## EXERCISE AIM
Your reply should consist of one number: how many lines below contain "article".

## DATA SECTION
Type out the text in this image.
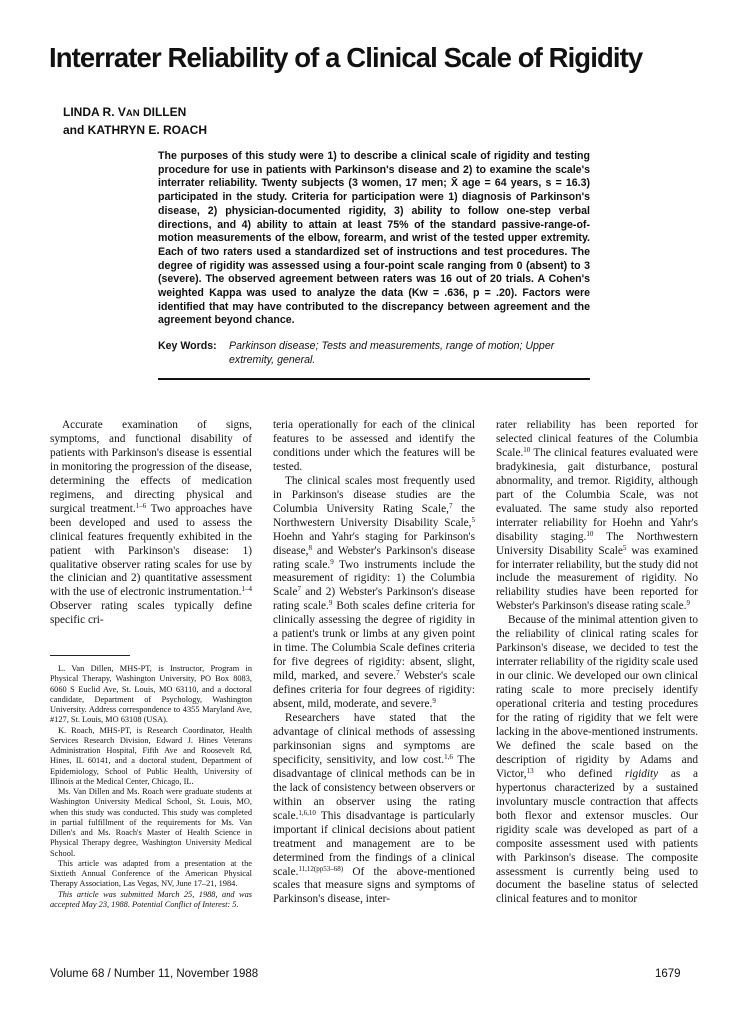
Interrater Reliability of a Clinical Scale of Rigidity
LINDA R. VAN DILLEN
and KATHRYN E. ROACH

The purposes of this study were 1) to describe a clinical scale of rigidity and testing procedure for use in patients with Parkinson's disease and 2) to examine the scale's interrater reliability. Twenty subjects (3 women, 17 men; X̄ age = 64 years, s = 16.3) participated in the study. Criteria for participation were 1) diagnosis of Parkinson's disease, 2) physician-documented rigidity, 3) ability to follow one-step verbal directions, and 4) ability to attain at least 75% of the standard passive-range-of-motion measurements of the elbow, forearm, and wrist of the tested upper extremity. Each of two raters used a standardized set of instructions and test procedures. The degree of rigidity was assessed using a four-point scale ranging from 0 (absent) to 3 (severe). The observed agreement between raters was 16 out of 20 trials. A Cohen's weighted Kappa was used to analyze the data (Kw = .636, p = .20). Factors were identified that may have contributed to the discrepancy between agreement and the agreement beyond chance.

Key Words: Parkinson disease; Tests and measurements, range of motion; Upper extremity, general.

Accurate examination of signs, symptoms, and functional disability of patients with Parkinson's disease is essential in monitoring the progression of the disease, determining the effects of medication regimens, and directing physical and surgical treatment.$^{1-6}$ Two approaches have been developed and used to assess the clinical features frequently exhibited in the patient with Parkinson's disease: 1) qualitative observer rating scales for use by the clinician and 2) quantitative assessment with the use of electronic instrumentation.$^{1-4}$ Observer rating scales typically define specific cri-

L. Van Dillen, MHS-PT, is Instructor, Program in Physical Therapy, Washington University, PO Box 8083, 6060 S Euclid Ave, St. Louis, MO 63110, and a doctoral candidate, Department of Psychology, Washington University. Address correspondence to 4355 Maryland Ave, #127, St. Louis, MO 63108 (USA).

K. Roach, MHS-PT, is Research Coordinator, Health Services Research Division, Edward J. Hines Veterans Administration Hospital, Fifth Ave and Roosevelt Rd, Hines, IL 60141, and a doctoral student, Department of Epidemiology, School of Public Health, University of Illinois at the Medical Center, Chicago, IL.

Ms. Van Dillen and Ms. Roach were graduate students at Washington University Medical School, St. Louis, MO, when this study was conducted. This study was completed in partial fulfillment of the requirements for Ms. Van Dillen's and Ms. Roach's Master of Health Science in Physical Therapy degree, Washington University Medical School.

This article was adapted from a presentation at the Sixtieth Annual Conference of the American Physical Therapy Association, Las Vegas, NV, June 17–21, 1984.

This article was submitted March 25, 1988, and was accepted May 23, 1988. Potential Conflict of Interest: 5.

teria operationally for each of the clinical features to be assessed and identify the conditions under which the features will be tested.

The clinical scales most frequently used in Parkinson's disease studies are the Columbia University Rating Scale,$^7$ the Northwestern University Disability Scale,$^5$ Hoehn and Yahr's staging for Parkinson's disease,$^8$ and Webster's Parkinson's disease rating scale.$^9$ Two instruments include the measurement of rigidity: 1) the Columbia Scale$^7$ and 2) Webster's Parkinson's disease rating scale.$^9$ Both scales define criteria for clinically assessing the degree of rigidity in a patient's trunk or limbs at any given point in time. The Columbia Scale defines criteria for five degrees of rigidity: absent, slight, mild, marked, and severe.$^7$ Webster's scale defines criteria for four degrees of rigidity: absent, mild, moderate, and severe.$^9$

Researchers have stated that the advantage of clinical methods of assessing parkinsonian signs and symptoms are specificity, sensitivity, and low cost.$^{1,6}$ The disadvantage of clinical methods can be in the lack of consistency between observers or within an observer using the rating scale.$^{1,6,10}$ This disadvantage is particularly important if clinical decisions about patient treatment and management are to be determined from the findings of a clinical scale.$^{11,12(pp53-68)}$ Of the above-mentioned scales that measure signs and symptoms of Parkinson's disease, inter-

rater reliability has been reported for selected clinical features of the Columbia Scale.$^{10}$ The clinical features evaluated were bradykinesia, gait disturbance, postural abnormality, and tremor. Rigidity, although part of the Columbia Scale, was not evaluated. The same study also reported interrater reliability for Hoehn and Yahr's disability staging.$^{10}$ The Northwestern University Disability Scale$^5$ was examined for interrater reliability, but the study did not include the measurement of rigidity. No reliability studies have been reported for Webster's Parkinson's disease rating scale.$^9$

Because of the minimal attention given to the reliability of clinical rating scales for Parkinson's disease, we decided to test the interrater reliability of the rigidity scale used in our clinic. We developed our own clinical rating scale to more precisely identify operational criteria and testing procedures for the rating of rigidity that we felt were lacking in the above-mentioned instruments. We defined the scale based on the description of rigidity by Adams and Victor,$^{13}$ who defined rigidity as a hypertonus characterized by a sustained involuntary muscle contraction that affects both flexor and extensor muscles. Our rigidity scale was developed as part of a composite assessment used with patients with Parkinson's disease. The composite assessment is currently being used to document the baseline status of selected clinical features and to monitor

Volume 68 / Number 11, November 1988	1679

## ANSWER SPACE
2